-- ENTRIES PROVIDED --
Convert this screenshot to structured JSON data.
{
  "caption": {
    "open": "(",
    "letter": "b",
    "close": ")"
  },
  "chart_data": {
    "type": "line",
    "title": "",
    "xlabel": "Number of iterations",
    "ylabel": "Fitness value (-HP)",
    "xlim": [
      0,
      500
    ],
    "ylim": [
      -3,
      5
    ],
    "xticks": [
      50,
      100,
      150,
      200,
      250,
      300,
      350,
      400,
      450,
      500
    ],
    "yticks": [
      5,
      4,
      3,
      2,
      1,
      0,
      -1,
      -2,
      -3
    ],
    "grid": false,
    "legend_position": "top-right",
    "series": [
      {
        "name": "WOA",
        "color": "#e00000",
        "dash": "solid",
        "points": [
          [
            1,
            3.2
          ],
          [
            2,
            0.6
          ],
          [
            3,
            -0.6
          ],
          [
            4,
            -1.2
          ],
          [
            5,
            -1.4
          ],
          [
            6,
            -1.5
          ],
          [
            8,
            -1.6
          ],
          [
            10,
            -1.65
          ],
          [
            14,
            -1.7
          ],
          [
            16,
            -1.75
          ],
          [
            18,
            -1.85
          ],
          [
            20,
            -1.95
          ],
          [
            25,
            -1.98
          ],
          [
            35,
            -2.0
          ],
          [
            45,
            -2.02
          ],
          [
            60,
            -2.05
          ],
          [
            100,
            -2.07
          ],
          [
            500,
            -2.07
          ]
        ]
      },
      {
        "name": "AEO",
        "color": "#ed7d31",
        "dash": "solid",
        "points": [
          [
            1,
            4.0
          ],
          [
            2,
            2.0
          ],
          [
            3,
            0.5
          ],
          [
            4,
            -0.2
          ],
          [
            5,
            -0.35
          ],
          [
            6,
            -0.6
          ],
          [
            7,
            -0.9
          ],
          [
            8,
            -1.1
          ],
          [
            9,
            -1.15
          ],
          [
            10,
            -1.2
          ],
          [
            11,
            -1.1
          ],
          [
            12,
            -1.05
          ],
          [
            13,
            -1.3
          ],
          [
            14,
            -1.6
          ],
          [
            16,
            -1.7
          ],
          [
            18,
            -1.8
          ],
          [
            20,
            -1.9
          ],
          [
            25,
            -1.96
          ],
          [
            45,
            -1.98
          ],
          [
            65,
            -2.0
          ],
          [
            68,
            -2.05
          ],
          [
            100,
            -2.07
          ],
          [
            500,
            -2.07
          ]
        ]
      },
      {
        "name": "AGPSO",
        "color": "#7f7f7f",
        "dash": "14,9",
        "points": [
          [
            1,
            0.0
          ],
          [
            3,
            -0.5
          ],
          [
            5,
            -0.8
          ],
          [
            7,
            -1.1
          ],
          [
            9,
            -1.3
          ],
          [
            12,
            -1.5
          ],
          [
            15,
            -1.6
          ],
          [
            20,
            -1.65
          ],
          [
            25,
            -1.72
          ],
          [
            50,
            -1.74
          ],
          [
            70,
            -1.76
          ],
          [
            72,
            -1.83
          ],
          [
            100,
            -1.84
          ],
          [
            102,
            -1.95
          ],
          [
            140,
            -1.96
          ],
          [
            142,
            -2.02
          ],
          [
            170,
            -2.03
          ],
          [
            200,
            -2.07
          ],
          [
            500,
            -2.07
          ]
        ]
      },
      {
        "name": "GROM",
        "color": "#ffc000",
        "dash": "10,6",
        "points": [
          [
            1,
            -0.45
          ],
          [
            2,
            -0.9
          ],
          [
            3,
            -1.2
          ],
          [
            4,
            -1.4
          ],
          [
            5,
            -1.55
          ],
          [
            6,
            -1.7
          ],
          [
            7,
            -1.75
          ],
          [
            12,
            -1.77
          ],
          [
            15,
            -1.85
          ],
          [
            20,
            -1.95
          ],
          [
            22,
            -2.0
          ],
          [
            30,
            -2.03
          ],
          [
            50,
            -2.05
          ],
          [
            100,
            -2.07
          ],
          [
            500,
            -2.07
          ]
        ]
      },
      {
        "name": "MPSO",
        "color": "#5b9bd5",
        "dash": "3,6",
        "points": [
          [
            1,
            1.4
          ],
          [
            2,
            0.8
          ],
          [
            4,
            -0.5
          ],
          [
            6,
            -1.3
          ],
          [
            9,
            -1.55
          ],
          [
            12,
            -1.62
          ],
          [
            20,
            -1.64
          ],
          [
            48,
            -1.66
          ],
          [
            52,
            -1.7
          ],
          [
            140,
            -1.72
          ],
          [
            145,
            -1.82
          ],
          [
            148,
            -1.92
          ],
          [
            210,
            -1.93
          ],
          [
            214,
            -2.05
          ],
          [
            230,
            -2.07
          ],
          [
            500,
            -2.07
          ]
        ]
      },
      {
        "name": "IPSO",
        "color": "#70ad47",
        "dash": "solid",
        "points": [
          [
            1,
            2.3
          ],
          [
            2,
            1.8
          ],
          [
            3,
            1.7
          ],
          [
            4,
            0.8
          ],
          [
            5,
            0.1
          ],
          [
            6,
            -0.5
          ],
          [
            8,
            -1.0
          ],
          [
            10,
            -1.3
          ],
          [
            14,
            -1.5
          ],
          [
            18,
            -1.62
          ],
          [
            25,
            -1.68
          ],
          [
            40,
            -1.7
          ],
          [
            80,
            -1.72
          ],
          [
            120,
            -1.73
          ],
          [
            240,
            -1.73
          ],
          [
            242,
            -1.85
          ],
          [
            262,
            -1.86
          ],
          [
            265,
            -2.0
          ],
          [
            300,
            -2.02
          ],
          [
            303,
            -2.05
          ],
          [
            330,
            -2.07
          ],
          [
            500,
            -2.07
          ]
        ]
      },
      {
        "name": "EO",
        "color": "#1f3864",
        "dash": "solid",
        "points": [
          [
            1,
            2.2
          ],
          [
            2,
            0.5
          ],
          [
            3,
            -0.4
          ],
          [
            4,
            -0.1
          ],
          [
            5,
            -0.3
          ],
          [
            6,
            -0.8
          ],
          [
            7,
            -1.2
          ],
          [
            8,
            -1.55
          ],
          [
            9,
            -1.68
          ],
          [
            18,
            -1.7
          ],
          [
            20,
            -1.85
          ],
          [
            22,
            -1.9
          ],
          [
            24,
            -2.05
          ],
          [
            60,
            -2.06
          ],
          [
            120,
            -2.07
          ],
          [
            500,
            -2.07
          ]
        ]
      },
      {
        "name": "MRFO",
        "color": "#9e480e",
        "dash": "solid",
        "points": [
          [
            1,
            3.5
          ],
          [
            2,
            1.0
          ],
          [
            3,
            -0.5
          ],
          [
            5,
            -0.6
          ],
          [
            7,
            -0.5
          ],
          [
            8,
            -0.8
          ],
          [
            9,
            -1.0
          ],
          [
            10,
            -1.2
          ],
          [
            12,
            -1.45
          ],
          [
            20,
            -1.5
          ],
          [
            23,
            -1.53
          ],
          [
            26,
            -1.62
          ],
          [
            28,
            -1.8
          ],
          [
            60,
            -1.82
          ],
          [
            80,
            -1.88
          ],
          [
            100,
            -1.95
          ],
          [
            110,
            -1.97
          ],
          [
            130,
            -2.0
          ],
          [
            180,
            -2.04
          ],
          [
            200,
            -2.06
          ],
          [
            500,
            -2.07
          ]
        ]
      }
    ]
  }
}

-- YOUR GOAL --
Check each line of the data above for the word "name" and say how many lines have it. Give the number alone.

-- COMPLETE ANSWER --
8